SHORT TASK. Go through the data and copy every line exactly, but not the images.

(Extracted data entries)

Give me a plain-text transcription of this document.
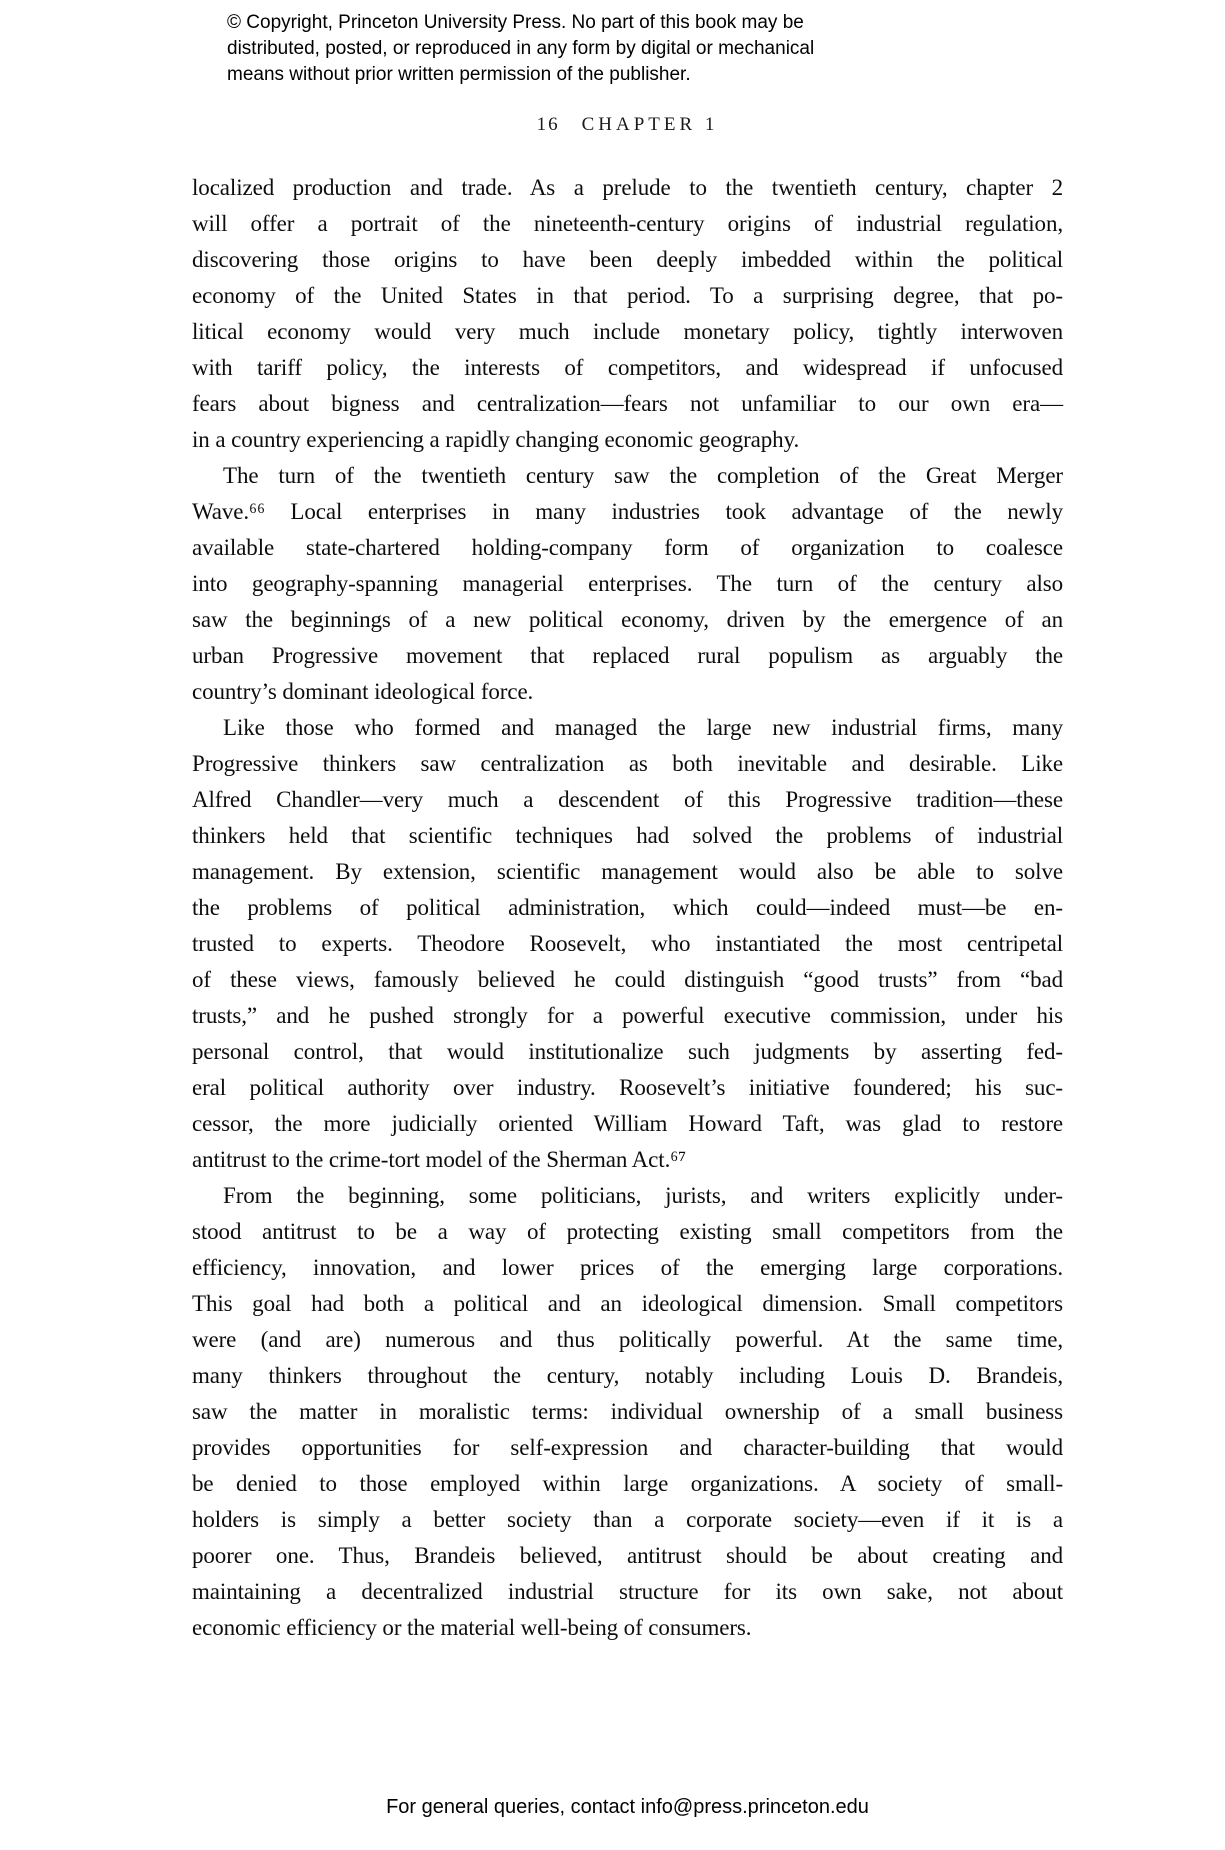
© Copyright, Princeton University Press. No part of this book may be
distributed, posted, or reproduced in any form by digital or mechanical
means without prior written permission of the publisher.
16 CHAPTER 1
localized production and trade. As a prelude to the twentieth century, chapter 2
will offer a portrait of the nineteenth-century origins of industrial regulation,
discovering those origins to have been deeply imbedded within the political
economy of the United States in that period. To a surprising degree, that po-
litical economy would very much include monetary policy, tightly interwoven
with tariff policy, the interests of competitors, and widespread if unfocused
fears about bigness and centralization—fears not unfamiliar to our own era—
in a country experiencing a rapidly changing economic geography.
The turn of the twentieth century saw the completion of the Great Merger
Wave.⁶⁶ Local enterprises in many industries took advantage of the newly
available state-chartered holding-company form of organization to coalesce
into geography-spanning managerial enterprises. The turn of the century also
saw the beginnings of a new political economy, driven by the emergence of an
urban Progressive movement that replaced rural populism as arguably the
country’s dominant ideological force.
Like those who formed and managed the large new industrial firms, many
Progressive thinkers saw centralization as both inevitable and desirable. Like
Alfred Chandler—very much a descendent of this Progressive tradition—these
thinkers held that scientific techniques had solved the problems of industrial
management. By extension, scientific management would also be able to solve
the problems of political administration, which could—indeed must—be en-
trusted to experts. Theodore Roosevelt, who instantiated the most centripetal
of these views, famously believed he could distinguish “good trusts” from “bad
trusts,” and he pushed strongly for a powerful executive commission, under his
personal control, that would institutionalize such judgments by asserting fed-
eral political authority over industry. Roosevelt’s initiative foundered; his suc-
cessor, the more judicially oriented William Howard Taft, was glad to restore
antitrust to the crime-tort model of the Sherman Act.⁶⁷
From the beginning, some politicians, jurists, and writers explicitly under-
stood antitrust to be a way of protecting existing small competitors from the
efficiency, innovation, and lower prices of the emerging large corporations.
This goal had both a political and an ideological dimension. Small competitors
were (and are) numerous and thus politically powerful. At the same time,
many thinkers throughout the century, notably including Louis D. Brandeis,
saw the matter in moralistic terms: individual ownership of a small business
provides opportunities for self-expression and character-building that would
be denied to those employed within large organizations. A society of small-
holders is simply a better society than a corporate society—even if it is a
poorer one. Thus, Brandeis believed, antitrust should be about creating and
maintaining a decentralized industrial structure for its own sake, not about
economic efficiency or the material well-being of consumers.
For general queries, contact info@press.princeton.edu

THE COMPLETED TASK.
Give me a plain-text transcription of this document.
© Copyright, Princeton University Press. No part of this book may be
distributed, posted, or reproduced in any form by digital or mechanical
means without prior written permission of the publisher.
16 CHAPTER 1
localized production and trade. As a prelude to the twentieth century, chapter 2
will offer a portrait of the nineteenth-century origins of industrial regulation,
discovering those origins to have been deeply imbedded within the political
economy of the United States in that period. To a surprising degree, that po-
litical economy would very much include monetary policy, tightly interwoven
with tariff policy, the interests of competitors, and widespread if unfocused
fears about bigness and centralization—fears not unfamiliar to our own era—
in a country experiencing a rapidly changing economic geography.
The turn of the twentieth century saw the completion of the Great Merger
Wave.⁶⁶ Local enterprises in many industries took advantage of the newly
available state-chartered holding-company form of organization to coalesce
into geography-spanning managerial enterprises. The turn of the century also
saw the beginnings of a new political economy, driven by the emergence of an
urban Progressive movement that replaced rural populism as arguably the
country’s dominant ideological force.
Like those who formed and managed the large new industrial firms, many
Progressive thinkers saw centralization as both inevitable and desirable. Like
Alfred Chandler—very much a descendent of this Progressive tradition—these
thinkers held that scientific techniques had solved the problems of industrial
management. By extension, scientific management would also be able to solve
the problems of political administration, which could—indeed must—be en-
trusted to experts. Theodore Roosevelt, who instantiated the most centripetal
of these views, famously believed he could distinguish “good trusts” from “bad
trusts,” and he pushed strongly for a powerful executive commission, under his
personal control, that would institutionalize such judgments by asserting fed-
eral political authority over industry. Roosevelt’s initiative foundered; his suc-
cessor, the more judicially oriented William Howard Taft, was glad to restore
antitrust to the crime-tort model of the Sherman Act.⁶⁷
From the beginning, some politicians, jurists, and writers explicitly under-
stood antitrust to be a way of protecting existing small competitors from the
efficiency, innovation, and lower prices of the emerging large corporations.
This goal had both a political and an ideological dimension. Small competitors
were (and are) numerous and thus politically powerful. At the same time,
many thinkers throughout the century, notably including Louis D. Brandeis,
saw the matter in moralistic terms: individual ownership of a small business
provides opportunities for self-expression and character-building that would
be denied to those employed within large organizations. A society of small-
holders is simply a better society than a corporate society—even if it is a
poorer one. Thus, Brandeis believed, antitrust should be about creating and
maintaining a decentralized industrial structure for its own sake, not about
economic efficiency or the material well-being of consumers.
For general queries, contact info@press.princeton.edu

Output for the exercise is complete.